■ RICHIESTA SCRITTA 1
Ricopia per favore dal brano proposto il tratto che va da "Oggi non si" fino a "caritatis n. 45).".
■ RICHIESTA SCRITTA 2
Stabilisci se ciascuna affermazione concorda con il brano proposto: rispondi sì o no e cita alla lettera le parole decisive del brano. (a) Prima del concilio gli articoli costituzionali dovevano avere un carattere strettamente giuridico. (b) Benedetto XVI ha raccomandato la lectio divina soltanto ai religiosi. (c) Gli esercizi spirituali di una volta partivano di solito dalla Parola come storia di salvezza.

Anzitutto nell’aggiornamento delle costituzioni. I testi delle costituzioni o della Regola di vita sono stati redatti in modo radicalmente nuovo rispetto a prima del concilio, quando gli articoli costituzionali dovevano essere di carattere strettamente giuridico, senza cedimenti a “tentazioni” spirituali o bibliche o teologiche. Oggi la Chiesa chiede anzi che le costituzioni degli istituti religiosi, recenti o riscritte che siano, abbiano un fondamento biblico e teologico, affinché possano nutrire la preghiera e la meditazione dei religiosi e siano per essi quasi un vangelo “sminuzzato”, che alimenta in modo immediato e quotidiano la sequela di Cristo. I riferimenti in margine o in calce al testo costituzionale non sono riportati solo per mostrare che il testo non ha inventato nulla, ma sono un invito a fare della parola di Dio la chiave di lettura della Regola di vita, il primo manuale per la sua comprensione e quindi per una corretta interpretazione della natura e della qualità della vita e della missione della vita religiosa.

Chi non ricorda com’erano gli esercizi spirituali e i ritiri mensili per i religiosi una volta? Una serie di conferenze spirituali su temi «spirituali», spesso di tipo ascetico e morale, temi di riflessione, che hanno formato dei santi – nessuno lo vuol negare – ma che raramente avevano come punto di partenza e come sfondo la Parola nel suo compiersi come storia di salvezza. Essi venivano da autori, certamente rispettabili, della vita spirituale del tempo, e sembravano costruire delle teorie autonome e autarchiche per i religiosi: più una filosofia o un’etica che una teologia della vita religiosa.

Oggi non si riesce più a concepire un corso di esercizi spirituali che non parta dalla lettura attualizzante della parola di Dio. Contestualmente è stata introdotta la lettura spirituale della Parola, detta con termine proprio lectio divina. All’inizio non sono mancate voci che mettevano in dubbio la validità di questa nuova pratica, come fosse un’eredità monastica non omogenea con la spiritualità apostolica degli istituti di vita apostolica e diaconale. Giovanni Paolo II ha incoraggiato i religiosi a praticarla con assiduità (Vita consecrata nn. 6.94.101) e Benedetto XVI l’ha richiamata a tutta la Chiesa, religiosi compresi (!), chiamandola, con il suo vero nome, “lettura orante” della Parola (Sacramentum caritatis n. 45).

Estratto da un dataset:
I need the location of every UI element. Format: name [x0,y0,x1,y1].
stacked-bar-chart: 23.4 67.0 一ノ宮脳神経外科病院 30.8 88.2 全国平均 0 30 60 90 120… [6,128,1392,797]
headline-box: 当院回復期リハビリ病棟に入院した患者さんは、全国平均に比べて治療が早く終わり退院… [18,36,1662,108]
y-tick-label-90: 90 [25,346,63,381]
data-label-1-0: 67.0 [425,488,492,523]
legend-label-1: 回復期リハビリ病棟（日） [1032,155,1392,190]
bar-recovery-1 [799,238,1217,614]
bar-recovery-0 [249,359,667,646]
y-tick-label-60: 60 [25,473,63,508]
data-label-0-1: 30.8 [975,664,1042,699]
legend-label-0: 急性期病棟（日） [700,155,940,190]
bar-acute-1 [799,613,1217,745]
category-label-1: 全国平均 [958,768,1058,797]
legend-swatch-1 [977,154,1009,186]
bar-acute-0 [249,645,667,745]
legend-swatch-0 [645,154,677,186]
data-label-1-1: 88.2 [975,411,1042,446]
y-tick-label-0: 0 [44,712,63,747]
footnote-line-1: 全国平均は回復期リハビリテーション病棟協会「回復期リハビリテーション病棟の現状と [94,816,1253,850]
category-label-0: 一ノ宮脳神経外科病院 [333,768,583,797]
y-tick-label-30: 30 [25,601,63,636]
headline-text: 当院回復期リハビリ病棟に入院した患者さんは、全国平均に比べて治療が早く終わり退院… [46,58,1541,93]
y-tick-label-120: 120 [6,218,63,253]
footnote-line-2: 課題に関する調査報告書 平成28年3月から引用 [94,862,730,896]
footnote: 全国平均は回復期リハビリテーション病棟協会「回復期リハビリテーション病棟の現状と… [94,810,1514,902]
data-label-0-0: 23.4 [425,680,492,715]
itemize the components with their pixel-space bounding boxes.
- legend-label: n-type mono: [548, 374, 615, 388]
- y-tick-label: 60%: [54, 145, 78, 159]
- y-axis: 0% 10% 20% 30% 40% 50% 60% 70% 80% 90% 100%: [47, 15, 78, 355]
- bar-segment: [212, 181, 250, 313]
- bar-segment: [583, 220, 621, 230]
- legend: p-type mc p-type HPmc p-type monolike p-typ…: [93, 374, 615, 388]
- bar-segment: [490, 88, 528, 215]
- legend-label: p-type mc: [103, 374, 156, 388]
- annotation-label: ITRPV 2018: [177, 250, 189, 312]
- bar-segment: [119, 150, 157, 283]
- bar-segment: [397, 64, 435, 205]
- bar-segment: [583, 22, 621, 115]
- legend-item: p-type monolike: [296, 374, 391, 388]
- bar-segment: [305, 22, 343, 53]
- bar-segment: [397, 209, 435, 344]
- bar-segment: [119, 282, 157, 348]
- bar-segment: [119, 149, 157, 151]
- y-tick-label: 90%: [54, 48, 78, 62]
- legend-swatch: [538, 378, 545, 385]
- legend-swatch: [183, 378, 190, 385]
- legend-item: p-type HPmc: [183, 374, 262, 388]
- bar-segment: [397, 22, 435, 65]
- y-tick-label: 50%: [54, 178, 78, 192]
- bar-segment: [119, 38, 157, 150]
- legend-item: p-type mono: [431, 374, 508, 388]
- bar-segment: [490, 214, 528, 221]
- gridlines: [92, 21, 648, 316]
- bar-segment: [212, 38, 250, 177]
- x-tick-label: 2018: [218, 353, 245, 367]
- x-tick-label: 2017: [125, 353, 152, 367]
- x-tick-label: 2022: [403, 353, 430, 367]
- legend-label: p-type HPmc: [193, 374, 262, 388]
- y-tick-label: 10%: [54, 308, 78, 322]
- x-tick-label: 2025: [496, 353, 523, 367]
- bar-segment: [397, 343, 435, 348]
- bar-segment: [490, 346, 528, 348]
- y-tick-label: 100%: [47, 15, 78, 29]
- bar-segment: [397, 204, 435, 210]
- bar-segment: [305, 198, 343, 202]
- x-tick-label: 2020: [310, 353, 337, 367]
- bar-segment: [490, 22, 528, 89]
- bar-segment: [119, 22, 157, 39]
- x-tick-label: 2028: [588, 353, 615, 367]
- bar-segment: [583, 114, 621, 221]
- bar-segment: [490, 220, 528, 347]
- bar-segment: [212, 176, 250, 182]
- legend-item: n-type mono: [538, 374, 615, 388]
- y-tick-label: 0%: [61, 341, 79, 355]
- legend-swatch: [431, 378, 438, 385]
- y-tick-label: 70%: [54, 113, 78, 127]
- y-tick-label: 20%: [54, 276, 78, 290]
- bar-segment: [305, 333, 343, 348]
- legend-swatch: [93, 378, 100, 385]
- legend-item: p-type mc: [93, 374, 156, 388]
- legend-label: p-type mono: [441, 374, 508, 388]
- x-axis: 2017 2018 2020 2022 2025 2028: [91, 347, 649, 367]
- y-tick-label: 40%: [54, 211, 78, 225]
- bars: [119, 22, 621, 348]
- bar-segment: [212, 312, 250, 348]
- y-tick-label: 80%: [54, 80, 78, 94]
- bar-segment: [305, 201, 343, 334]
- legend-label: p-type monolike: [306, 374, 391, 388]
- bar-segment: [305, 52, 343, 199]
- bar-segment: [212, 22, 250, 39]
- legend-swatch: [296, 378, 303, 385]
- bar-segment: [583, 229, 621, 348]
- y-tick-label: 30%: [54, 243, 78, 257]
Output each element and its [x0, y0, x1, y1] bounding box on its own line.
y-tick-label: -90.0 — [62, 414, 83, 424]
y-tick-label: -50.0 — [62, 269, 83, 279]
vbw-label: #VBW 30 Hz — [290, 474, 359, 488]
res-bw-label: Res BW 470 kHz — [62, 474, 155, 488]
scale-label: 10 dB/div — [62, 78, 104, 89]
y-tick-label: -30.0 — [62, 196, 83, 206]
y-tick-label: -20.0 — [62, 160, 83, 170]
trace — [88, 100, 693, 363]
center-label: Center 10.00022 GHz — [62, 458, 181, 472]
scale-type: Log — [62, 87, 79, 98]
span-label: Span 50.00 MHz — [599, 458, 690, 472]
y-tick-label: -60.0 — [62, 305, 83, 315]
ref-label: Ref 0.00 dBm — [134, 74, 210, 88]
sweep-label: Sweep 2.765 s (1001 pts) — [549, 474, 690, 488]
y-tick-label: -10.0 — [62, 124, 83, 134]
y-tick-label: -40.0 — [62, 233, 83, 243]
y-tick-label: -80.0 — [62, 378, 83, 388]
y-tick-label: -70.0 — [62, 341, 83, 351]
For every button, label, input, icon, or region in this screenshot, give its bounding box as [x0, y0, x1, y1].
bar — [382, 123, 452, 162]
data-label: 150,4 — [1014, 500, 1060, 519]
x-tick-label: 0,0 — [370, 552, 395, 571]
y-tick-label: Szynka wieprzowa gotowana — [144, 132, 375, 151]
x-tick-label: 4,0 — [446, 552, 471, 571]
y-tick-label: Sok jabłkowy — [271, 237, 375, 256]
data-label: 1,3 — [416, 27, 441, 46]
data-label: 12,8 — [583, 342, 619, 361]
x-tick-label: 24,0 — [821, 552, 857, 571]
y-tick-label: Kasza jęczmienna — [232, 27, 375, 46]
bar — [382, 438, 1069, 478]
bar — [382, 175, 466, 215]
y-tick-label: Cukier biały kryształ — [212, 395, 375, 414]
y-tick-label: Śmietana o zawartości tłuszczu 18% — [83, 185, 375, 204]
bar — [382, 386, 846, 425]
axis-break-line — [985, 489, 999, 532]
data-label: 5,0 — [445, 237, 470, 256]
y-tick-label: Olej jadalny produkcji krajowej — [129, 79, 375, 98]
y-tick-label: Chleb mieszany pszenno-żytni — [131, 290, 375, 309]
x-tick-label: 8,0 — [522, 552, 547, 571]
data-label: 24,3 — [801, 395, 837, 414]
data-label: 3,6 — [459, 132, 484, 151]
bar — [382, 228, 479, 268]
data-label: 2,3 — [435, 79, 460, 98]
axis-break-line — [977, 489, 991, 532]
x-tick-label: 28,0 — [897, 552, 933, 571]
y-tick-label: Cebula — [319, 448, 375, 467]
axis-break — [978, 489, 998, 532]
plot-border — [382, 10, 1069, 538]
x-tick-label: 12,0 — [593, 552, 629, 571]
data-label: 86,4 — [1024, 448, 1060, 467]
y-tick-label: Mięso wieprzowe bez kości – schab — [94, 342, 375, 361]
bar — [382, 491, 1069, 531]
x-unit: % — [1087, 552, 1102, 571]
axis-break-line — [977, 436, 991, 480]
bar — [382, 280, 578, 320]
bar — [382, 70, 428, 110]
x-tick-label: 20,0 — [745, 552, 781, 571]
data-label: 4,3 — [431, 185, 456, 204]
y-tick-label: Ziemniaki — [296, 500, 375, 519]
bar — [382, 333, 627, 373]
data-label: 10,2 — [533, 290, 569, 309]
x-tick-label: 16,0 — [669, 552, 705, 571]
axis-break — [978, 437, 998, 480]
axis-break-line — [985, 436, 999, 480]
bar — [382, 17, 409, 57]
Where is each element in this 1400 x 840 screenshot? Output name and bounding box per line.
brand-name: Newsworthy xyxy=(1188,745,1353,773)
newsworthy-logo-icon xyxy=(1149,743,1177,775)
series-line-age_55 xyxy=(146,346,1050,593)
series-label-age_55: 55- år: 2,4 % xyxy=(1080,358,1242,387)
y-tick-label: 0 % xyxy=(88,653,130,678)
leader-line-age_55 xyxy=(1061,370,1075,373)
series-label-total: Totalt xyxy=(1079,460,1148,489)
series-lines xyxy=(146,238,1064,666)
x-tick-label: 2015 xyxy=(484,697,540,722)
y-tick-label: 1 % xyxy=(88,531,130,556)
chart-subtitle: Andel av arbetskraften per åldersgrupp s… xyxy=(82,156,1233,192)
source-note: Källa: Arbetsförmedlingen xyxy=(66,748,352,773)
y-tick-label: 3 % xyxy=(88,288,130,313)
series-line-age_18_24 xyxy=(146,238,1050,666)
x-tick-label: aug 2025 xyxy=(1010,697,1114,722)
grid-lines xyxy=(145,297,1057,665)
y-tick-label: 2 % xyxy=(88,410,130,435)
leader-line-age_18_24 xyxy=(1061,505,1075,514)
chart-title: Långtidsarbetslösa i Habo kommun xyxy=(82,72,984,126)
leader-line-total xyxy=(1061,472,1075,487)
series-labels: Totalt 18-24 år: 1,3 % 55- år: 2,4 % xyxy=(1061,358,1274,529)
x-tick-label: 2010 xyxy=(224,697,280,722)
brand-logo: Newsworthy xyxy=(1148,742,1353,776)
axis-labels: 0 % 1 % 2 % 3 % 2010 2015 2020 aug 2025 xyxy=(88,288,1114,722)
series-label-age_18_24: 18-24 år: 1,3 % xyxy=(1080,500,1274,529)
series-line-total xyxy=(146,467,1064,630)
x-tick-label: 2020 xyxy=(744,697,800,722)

■ SOLUZIONE DELL'ESERCIZIO 1
Oggi non si riesce più a concepire un corso di esercizi spirituali che non parta dalla lettura attualizzante della parola di Dio. Contestualmente è stata introdotta la lettura spirituale della Parola, detta con termine proprio lectio divina. All’inizio non sono mancate voci che mettevano in dubbio la validità di questa nuova pratica, come fosse un’eredità monastica non omogenea con la spiritualità apostolica degli istituti di vita apostolica e diaconale. Giovanni Paolo II ha incoraggiato i religiosi a praticarla con assiduità (Vita consecrata nn. 6.94.101) e Benedetto XVI l’ha richiamata a tutta la Chiesa, religiosi compresi (!), chiamandola, con il suo vero nome, “lettura orante” della Parola (Sacramentum caritatis n. 45).

■ SOLUZIONE DELL'ESERCIZIO 2
(a) Sì: "quando gli articoli costituzionali dovevano essere di carattere strettamente giuridico".
(b) No: "l’ha richiamata a tutta la Chiesa, religiosi compresi (!)".
(c) No: "raramente avevano come punto di partenza e come sfondo la Parola nel suo compiersi come storia di salvezza".